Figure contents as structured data
----
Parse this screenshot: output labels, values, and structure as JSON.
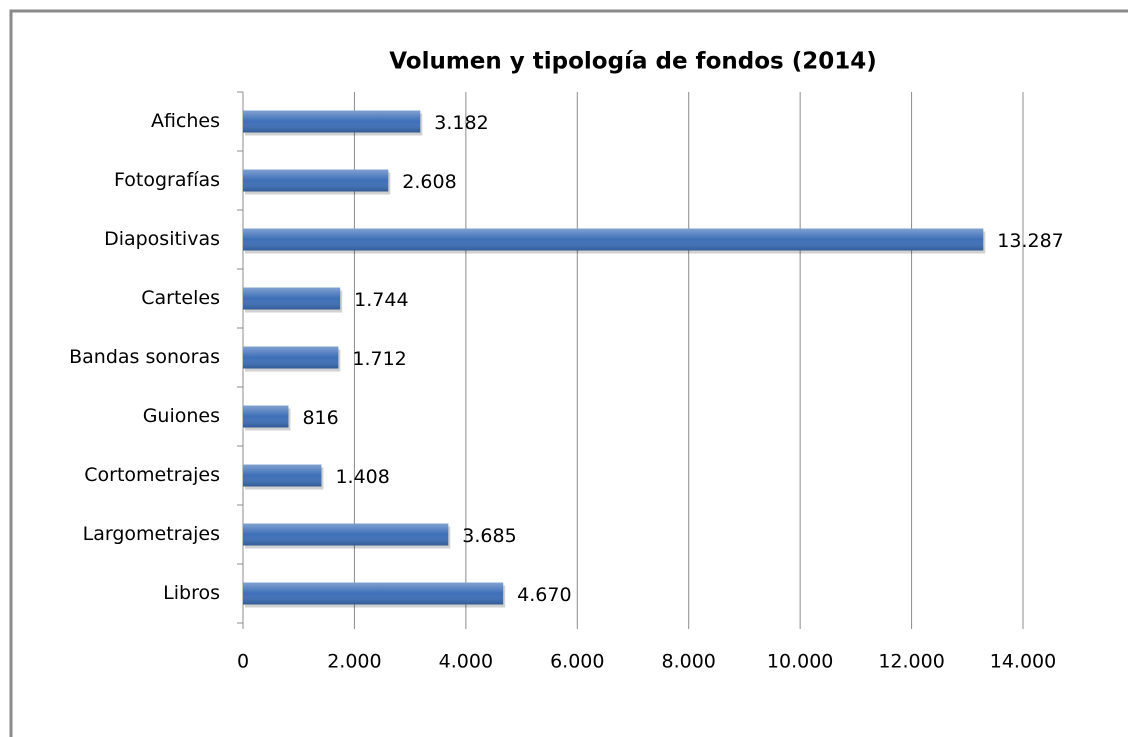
{
  "chart_data": {
    "type": "bar",
    "orientation": "horizontal",
    "title": "Volumen y tipología de fondos  (2014)",
    "categories": [
      "Afiches",
      "Fotografías",
      "Diapositivas",
      "Carteles",
      "Bandas sonoras",
      "Guiones",
      "Cortometrajes",
      "Largometrajes",
      "Libros"
    ],
    "values": [
      3182,
      2608,
      13287,
      1744,
      1712,
      816,
      1408,
      3685,
      4670
    ],
    "value_labels": [
      "3.182",
      "2.608",
      "13.287",
      "1.744",
      "1.712",
      "816",
      "1.408",
      "3.685",
      "4.670"
    ],
    "color": "#3d6fb8",
    "xlim": [
      0,
      14000
    ],
    "xticks": [
      0,
      {
        "value": 2000,
        "label": "2.000"
      },
      {
        "value": 4000,
        "label": "4.000"
      },
      {
        "value": 6000,
        "label": "6.000"
      },
      {
        "value": 8000,
        "label": "8.000"
      },
      {
        "value": 10000,
        "label": "10.000"
      },
      {
        "value": 12000,
        "label": "12.000"
      },
      {
        "value": 14000,
        "label": "14.000"
      }
    ],
    "grid": true
  }
}
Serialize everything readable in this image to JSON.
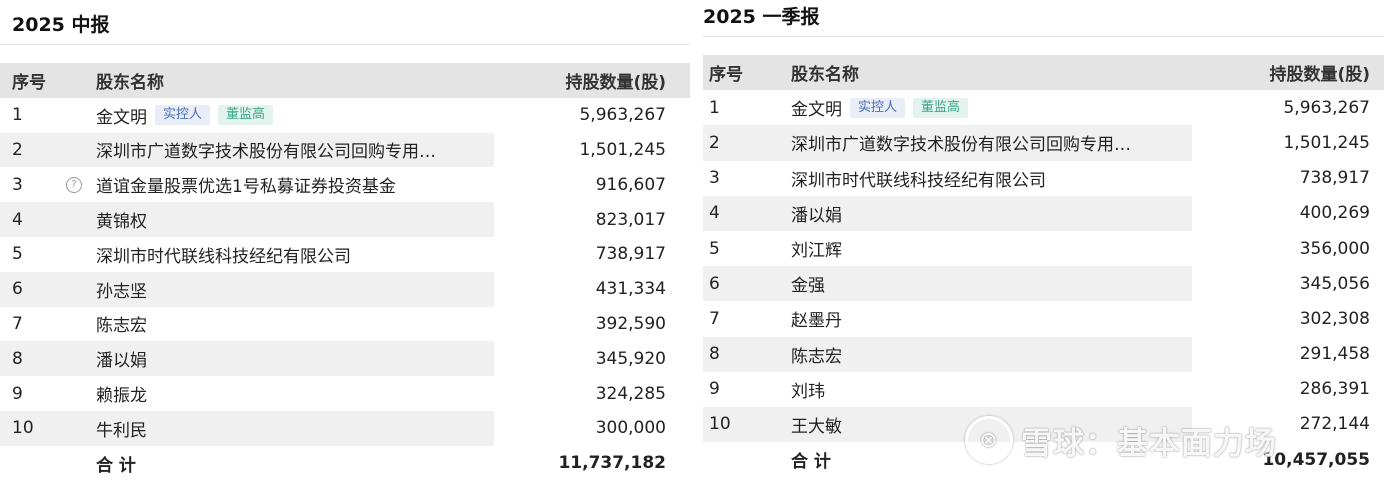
{
  "left": {
    "title": "2025 中报",
    "header": {
      "idx": "序号",
      "name": "股东名称",
      "value": "持股数量(股)"
    },
    "rows": [
      {
        "idx": "1",
        "name": "金文明",
        "tags": [
          "实控人",
          "董监高"
        ],
        "value": "5,963,267"
      },
      {
        "idx": "2",
        "name": "深圳市广道数字技术股份有限公司回购专用…",
        "value": "1,501,245"
      },
      {
        "idx": "3",
        "name": "道谊金量股票优选1号私募证券投资基金",
        "value": "916,607",
        "info_icon": "?"
      },
      {
        "idx": "4",
        "name": "黄锦权",
        "value": "823,017"
      },
      {
        "idx": "5",
        "name": "深圳市时代联线科技经纪有限公司",
        "value": "738,917"
      },
      {
        "idx": "6",
        "name": "孙志坚",
        "value": "431,334"
      },
      {
        "idx": "7",
        "name": "陈志宏",
        "value": "392,590"
      },
      {
        "idx": "8",
        "name": "潘以娟",
        "value": "345,920"
      },
      {
        "idx": "9",
        "name": "赖振龙",
        "value": "324,285"
      },
      {
        "idx": "10",
        "name": "牛利民",
        "value": "300,000"
      }
    ],
    "total": {
      "label": "合 计",
      "value": "11,737,182"
    }
  },
  "right": {
    "title": "2025 一季报",
    "header": {
      "idx": "序号",
      "name": "股东名称",
      "value": "持股数量(股)"
    },
    "rows": [
      {
        "idx": "1",
        "name": "金文明",
        "tags": [
          "实控人",
          "董监高"
        ],
        "value": "5,963,267"
      },
      {
        "idx": "2",
        "name": "深圳市广道数字技术股份有限公司回购专用…",
        "value": "1,501,245"
      },
      {
        "idx": "3",
        "name": "深圳市时代联线科技经纪有限公司",
        "value": "738,917"
      },
      {
        "idx": "4",
        "name": "潘以娟",
        "value": "400,269"
      },
      {
        "idx": "5",
        "name": "刘江辉",
        "value": "356,000"
      },
      {
        "idx": "6",
        "name": "金强",
        "value": "345,056"
      },
      {
        "idx": "7",
        "name": "赵墨丹",
        "value": "302,308"
      },
      {
        "idx": "8",
        "name": "陈志宏",
        "value": "291,458"
      },
      {
        "idx": "9",
        "name": "刘玮",
        "value": "286,391"
      },
      {
        "idx": "10",
        "name": "王大敏",
        "value": "272,144"
      }
    ],
    "total": {
      "label": "合 计",
      "value": "10,457,055"
    }
  },
  "watermark": {
    "text": "雪球：基本面力场",
    "logo_icon": "xueqiu-logo-icon"
  }
}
----
All of the data above should be quoted exactly, except for the pictures.

▶ [THE RESULT]
Parse this screenshot: output labels, values, and structure as JSON.
{
  "chart_data": {
    "type": "bar",
    "orientation": "horizontal",
    "title": "Volumen y tipología de fondos  (2014)",
    "categories": [
      "Afiches",
      "Fotografías",
      "Diapositivas",
      "Carteles",
      "Bandas sonoras",
      "Guiones",
      "Cortometrajes",
      "Largometrajes",
      "Libros"
    ],
    "values": [
      3182,
      2608,
      13287,
      1744,
      1712,
      816,
      1408,
      3685,
      4670
    ],
    "value_labels": [
      "3.182",
      "2.608",
      "13.287",
      "1.744",
      "1.712",
      "816",
      "1.408",
      "3.685",
      "4.670"
    ],
    "color": "#3d6fb8",
    "xlim": [
      0,
      14000
    ],
    "xticks": [
      0,
      {
        "value": 2000,
        "label": "2.000"
      },
      {
        "value": 4000,
        "label": "4.000"
      },
      {
        "value": 6000,
        "label": "6.000"
      },
      {
        "value": 8000,
        "label": "8.000"
      },
      {
        "value": 10000,
        "label": "10.000"
      },
      {
        "value": 12000,
        "label": "12.000"
      },
      {
        "value": 14000,
        "label": "14.000"
      }
    ],
    "grid": true
  }
}
Serialize everything readable in this image to JSON.
{
  "left": {
    "title": "2025 中报",
    "header": {
      "idx": "序号",
      "name": "股东名称",
      "value": "持股数量(股)"
    },
    "rows": [
      {
        "idx": "1",
        "name": "金文明",
        "tags": [
          "实控人",
          "董监高"
        ],
        "value": "5,963,267"
      },
      {
        "idx": "2",
        "name": "深圳市广道数字技术股份有限公司回购专用…",
        "value": "1,501,245"
      },
      {
        "idx": "3",
        "name": "道谊金量股票优选1号私募证券投资基金",
        "value": "916,607",
        "info_icon": "?"
      },
      {
        "idx": "4",
        "name": "黄锦权",
        "value": "823,017"
      },
      {
        "idx": "5",
        "name": "深圳市时代联线科技经纪有限公司",
        "value": "738,917"
      },
      {
        "idx": "6",
        "name": "孙志坚",
        "value": "431,334"
      },
      {
        "idx": "7",
        "name": "陈志宏",
        "value": "392,590"
      },
      {
        "idx": "8",
        "name": "潘以娟",
        "value": "345,920"
      },
      {
        "idx": "9",
        "name": "赖振龙",
        "value": "324,285"
      },
      {
        "idx": "10",
        "name": "牛利民",
        "value": "300,000"
      }
    ],
    "total": {
      "label": "合 计",
      "value": "11,737,182"
    }
  },
  "right": {
    "title": "2025 一季报",
    "header": {
      "idx": "序号",
      "name": "股东名称",
      "value": "持股数量(股)"
    },
    "rows": [
      {
        "idx": "1",
        "name": "金文明",
        "tags": [
          "实控人",
          "董监高"
        ],
        "value": "5,963,267"
      },
      {
        "idx": "2",
        "name": "深圳市广道数字技术股份有限公司回购专用…",
        "value": "1,501,245"
      },
      {
        "idx": "3",
        "name": "深圳市时代联线科技经纪有限公司",
        "value": "738,917"
      },
      {
        "idx": "4",
        "name": "潘以娟",
        "value": "400,269"
      },
      {
        "idx": "5",
        "name": "刘江辉",
        "value": "356,000"
      },
      {
        "idx": "6",
        "name": "金强",
        "value": "345,056"
      },
      {
        "idx": "7",
        "name": "赵墨丹",
        "value": "302,308"
      },
      {
        "idx": "8",
        "name": "陈志宏",
        "value": "291,458"
      },
      {
        "idx": "9",
        "name": "刘玮",
        "value": "286,391"
      },
      {
        "idx": "10",
        "name": "王大敏",
        "value": "272,144"
      }
    ],
    "total": {
      "label": "合 计",
      "value": "10,457,055"
    }
  },
  "watermark": {
    "text": "雪球：基本面力场",
    "logo_icon": "xueqiu-logo-icon"
  }
}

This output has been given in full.